▶ **Source records**:

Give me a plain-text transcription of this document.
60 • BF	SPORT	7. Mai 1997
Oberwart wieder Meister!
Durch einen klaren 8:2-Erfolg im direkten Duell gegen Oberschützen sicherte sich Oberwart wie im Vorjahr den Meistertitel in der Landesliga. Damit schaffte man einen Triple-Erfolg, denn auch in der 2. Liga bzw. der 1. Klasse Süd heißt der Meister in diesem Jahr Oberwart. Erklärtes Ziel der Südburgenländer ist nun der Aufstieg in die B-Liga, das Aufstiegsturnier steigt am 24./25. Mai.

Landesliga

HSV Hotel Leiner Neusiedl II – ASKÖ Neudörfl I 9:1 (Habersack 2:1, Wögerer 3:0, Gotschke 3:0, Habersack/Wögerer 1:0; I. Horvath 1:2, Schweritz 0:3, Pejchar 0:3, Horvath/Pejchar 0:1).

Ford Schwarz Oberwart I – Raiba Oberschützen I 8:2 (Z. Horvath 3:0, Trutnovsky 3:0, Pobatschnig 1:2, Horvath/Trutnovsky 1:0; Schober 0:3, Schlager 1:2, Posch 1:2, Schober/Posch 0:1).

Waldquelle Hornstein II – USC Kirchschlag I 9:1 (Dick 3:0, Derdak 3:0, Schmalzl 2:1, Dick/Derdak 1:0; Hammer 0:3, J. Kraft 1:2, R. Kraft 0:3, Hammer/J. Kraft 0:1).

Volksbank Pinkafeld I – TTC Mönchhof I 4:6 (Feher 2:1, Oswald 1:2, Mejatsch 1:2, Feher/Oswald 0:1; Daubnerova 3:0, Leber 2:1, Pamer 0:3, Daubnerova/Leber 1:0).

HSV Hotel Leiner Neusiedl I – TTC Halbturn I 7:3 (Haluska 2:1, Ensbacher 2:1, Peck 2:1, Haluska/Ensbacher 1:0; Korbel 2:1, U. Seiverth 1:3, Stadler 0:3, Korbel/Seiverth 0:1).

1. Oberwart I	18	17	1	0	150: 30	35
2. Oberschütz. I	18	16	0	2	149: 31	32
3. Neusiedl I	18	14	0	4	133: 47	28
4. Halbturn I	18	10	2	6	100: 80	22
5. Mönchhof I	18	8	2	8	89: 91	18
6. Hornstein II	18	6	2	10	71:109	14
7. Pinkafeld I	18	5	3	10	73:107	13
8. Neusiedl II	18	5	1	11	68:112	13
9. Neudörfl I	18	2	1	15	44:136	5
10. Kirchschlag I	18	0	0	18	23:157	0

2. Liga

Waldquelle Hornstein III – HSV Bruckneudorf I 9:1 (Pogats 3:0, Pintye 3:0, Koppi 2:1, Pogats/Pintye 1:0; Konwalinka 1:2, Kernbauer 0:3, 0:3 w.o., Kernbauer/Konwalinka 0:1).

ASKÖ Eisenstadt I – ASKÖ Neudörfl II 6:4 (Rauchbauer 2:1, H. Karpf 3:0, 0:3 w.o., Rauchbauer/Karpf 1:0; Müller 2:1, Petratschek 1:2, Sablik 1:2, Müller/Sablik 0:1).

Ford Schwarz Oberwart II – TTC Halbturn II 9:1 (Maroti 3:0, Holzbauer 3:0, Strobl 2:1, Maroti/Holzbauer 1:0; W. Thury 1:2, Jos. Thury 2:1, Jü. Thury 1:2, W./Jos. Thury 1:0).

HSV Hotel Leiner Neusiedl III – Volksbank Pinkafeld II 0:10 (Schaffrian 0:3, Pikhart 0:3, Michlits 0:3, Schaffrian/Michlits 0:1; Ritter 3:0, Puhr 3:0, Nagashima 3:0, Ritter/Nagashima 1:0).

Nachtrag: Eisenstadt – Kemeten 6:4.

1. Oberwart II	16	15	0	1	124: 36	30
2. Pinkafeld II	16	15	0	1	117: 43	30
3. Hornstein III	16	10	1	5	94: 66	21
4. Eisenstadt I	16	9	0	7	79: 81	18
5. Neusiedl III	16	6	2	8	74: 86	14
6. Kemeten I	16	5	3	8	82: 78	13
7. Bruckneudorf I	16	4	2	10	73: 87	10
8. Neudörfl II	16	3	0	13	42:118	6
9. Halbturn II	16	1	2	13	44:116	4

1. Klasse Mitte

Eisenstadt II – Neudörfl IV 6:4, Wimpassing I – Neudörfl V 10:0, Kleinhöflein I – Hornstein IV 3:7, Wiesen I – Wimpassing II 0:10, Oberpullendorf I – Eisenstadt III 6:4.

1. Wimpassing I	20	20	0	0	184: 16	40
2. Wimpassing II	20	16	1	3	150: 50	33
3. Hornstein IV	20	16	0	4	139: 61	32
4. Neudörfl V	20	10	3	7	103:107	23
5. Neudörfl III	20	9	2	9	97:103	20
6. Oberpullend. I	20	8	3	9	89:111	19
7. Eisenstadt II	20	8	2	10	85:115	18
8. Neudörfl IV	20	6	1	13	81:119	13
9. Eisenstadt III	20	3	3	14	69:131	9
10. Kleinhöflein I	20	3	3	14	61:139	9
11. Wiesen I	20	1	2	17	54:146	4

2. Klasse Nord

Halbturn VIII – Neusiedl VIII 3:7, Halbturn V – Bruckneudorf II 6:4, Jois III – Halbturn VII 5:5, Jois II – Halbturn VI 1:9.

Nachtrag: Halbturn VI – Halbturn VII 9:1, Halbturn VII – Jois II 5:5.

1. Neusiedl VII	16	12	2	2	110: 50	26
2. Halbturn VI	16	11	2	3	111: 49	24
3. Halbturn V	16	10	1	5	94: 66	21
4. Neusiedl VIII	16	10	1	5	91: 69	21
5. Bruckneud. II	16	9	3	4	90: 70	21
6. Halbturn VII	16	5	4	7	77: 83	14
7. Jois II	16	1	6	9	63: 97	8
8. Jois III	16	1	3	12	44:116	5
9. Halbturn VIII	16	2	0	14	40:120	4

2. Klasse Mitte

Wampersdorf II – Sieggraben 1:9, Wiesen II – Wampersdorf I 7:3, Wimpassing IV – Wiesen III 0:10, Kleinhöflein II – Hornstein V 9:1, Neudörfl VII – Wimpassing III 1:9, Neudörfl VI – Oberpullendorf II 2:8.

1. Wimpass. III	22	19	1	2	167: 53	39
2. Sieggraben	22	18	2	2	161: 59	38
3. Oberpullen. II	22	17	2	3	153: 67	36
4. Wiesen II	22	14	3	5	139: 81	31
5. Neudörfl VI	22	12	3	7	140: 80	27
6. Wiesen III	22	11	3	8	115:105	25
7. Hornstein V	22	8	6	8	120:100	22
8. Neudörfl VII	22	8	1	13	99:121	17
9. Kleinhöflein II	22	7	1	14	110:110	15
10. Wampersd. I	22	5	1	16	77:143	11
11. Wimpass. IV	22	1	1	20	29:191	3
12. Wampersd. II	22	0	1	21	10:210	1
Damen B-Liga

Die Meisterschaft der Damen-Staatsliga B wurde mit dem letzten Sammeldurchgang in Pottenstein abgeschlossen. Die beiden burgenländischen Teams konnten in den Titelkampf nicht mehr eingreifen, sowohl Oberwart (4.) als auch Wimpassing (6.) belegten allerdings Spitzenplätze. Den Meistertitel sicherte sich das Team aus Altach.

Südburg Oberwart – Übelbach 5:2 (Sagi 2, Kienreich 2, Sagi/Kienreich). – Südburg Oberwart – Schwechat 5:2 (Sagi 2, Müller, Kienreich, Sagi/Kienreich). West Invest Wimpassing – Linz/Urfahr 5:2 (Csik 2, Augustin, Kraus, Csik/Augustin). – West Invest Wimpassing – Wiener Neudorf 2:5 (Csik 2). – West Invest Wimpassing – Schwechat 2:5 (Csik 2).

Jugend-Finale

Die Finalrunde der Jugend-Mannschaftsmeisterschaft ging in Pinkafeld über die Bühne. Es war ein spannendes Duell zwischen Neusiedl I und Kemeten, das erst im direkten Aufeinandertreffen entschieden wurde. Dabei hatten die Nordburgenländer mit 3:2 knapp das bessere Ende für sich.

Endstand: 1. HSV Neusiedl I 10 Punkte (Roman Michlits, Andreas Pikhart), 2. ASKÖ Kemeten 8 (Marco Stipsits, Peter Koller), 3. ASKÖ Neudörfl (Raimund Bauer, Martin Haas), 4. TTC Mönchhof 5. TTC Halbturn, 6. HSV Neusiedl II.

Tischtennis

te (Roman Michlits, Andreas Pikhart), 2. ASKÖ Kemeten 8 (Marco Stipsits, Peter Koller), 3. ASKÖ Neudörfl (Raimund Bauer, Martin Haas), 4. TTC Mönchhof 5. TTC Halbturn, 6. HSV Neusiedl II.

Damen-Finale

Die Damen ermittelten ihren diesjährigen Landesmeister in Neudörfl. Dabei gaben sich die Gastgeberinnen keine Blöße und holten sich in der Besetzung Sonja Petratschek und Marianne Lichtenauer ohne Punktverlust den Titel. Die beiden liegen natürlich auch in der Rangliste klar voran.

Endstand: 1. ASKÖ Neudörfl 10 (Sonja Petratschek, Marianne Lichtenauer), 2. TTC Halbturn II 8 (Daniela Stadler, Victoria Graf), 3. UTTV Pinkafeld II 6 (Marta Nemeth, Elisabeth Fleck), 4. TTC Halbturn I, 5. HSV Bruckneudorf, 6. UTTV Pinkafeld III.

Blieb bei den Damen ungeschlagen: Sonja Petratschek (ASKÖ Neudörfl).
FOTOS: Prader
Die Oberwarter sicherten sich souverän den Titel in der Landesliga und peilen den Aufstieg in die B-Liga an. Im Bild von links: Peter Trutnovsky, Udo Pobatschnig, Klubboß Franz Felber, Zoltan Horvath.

* * *

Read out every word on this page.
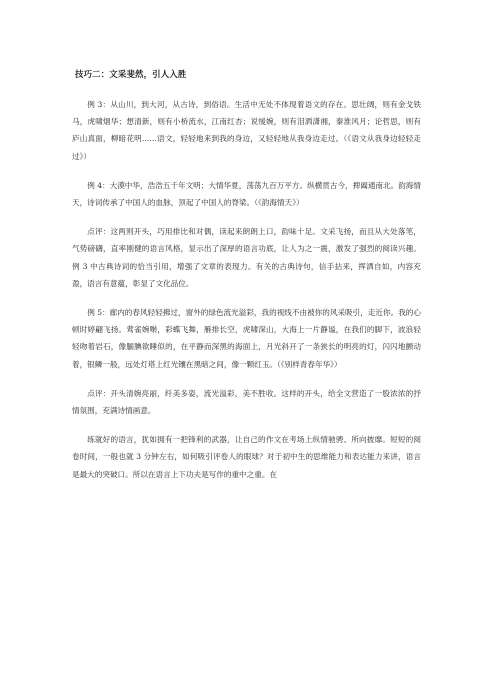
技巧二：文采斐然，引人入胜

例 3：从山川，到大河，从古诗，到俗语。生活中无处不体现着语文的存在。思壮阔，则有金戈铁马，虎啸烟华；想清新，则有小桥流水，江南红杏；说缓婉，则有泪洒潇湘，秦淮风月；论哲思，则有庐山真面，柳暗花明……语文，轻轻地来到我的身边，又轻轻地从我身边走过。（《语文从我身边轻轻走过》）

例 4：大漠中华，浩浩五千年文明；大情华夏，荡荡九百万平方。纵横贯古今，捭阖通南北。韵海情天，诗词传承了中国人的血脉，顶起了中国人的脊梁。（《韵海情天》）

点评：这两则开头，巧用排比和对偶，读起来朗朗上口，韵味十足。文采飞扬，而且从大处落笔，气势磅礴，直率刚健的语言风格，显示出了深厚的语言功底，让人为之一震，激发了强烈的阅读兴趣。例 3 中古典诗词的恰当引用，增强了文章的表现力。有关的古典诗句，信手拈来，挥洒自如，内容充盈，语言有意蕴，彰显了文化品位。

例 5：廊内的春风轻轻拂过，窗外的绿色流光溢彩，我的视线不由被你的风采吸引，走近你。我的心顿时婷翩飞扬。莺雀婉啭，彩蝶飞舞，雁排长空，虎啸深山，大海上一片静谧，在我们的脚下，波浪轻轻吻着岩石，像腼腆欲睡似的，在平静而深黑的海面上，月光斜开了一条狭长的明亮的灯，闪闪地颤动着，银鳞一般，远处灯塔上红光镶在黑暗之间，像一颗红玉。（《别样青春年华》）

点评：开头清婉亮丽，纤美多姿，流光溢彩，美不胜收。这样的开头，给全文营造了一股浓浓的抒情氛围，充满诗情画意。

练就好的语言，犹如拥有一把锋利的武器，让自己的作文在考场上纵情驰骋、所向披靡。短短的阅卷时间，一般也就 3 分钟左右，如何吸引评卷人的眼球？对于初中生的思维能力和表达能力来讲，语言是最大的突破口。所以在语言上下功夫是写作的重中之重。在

▶ **What you need to do**:
Wherever a line in the data above holds "Kirchschlag", copy that line.

▶ **In response**:
Waldquelle Hornstein II – USC Kirchschlag I 9:1 (Dick 3:0, Derdak 3:0, Schmalzl 2:1, Dick/Derdak 1:0; Hammer 0:3, J. Kraft 1:2, R. Kraft 0:3, Hammer/J. Kraft 0:1).
10. Kirchschlag I	18	0	0	18	23:157	0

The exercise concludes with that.